··· Exercise input
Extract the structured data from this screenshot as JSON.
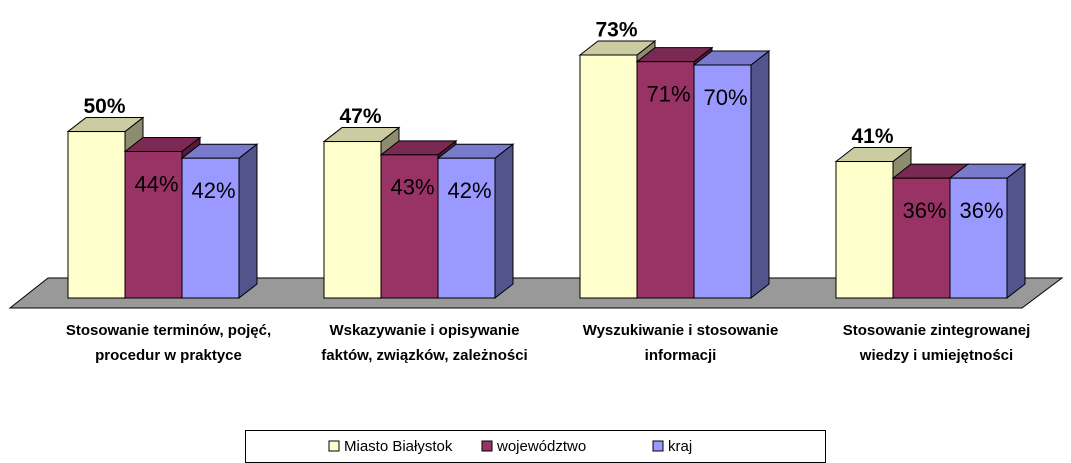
{
  "chart_data": {
    "type": "bar3d",
    "categories": [
      "Stosowanie terminów, pojęć, procedur w praktyce",
      "Wskazywanie i opisywanie faktów, związków, zależności",
      "Wyszukiwanie i stosowanie informacji",
      "Stosowanie zintegrowanej wiedzy i umiejętności"
    ],
    "series": [
      {
        "name": "Miasto Białystok",
        "color": "#ffffcc",
        "values": [
          50,
          47,
          73,
          41
        ],
        "value_labels": [
          "50%",
          "47%",
          "73%",
          "41%"
        ]
      },
      {
        "name": "województwo",
        "color": "#993366",
        "values": [
          44,
          43,
          71,
          36
        ],
        "value_labels": [
          "44%",
          "43%",
          "71%",
          "36%"
        ]
      },
      {
        "name": "kraj",
        "color": "#9999ff",
        "values": [
          42,
          42,
          70,
          36
        ],
        "value_labels": [
          "42%",
          "42%",
          "70%",
          "36%"
        ]
      }
    ],
    "legend": "bottom"
  }
}
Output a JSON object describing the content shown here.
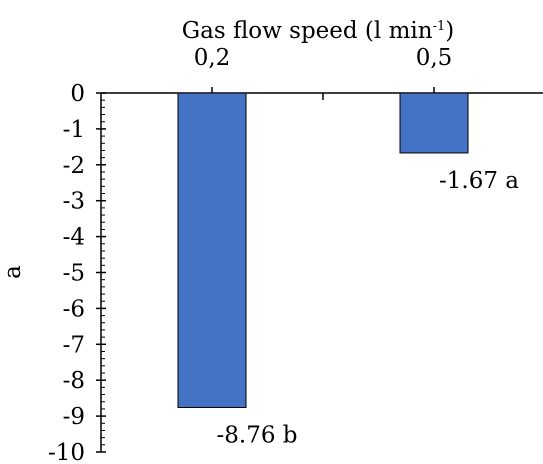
{
  "chart_data": {
    "type": "bar",
    "title": "",
    "xlabel": "Gas flow speed (l min",
    "xlabel_sup": "-1",
    "xlabel_suffix": ")",
    "ylabel": "a",
    "categories": [
      "0,2",
      "0,5"
    ],
    "values": [
      -8.76,
      -1.67
    ],
    "data_labels": [
      "-8.76 b",
      "-1.67 a"
    ],
    "ylim": [
      -10,
      0
    ],
    "yticks": [
      "0",
      "-1",
      "-2",
      "-3",
      "-4",
      "-5",
      "-6",
      "-7",
      "-8",
      "-9",
      "-10"
    ],
    "x_axis_position": "top",
    "grid": false,
    "bar_color": "#4472C4",
    "bar_edge_color": "#000000"
  }
}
······
== What to produce ==
Search the records for the string "name" and return every line in which it occurs.

== Response ==
        "name": "Miasto Białystok",
        "name": "województwo",
        "name": "kraj",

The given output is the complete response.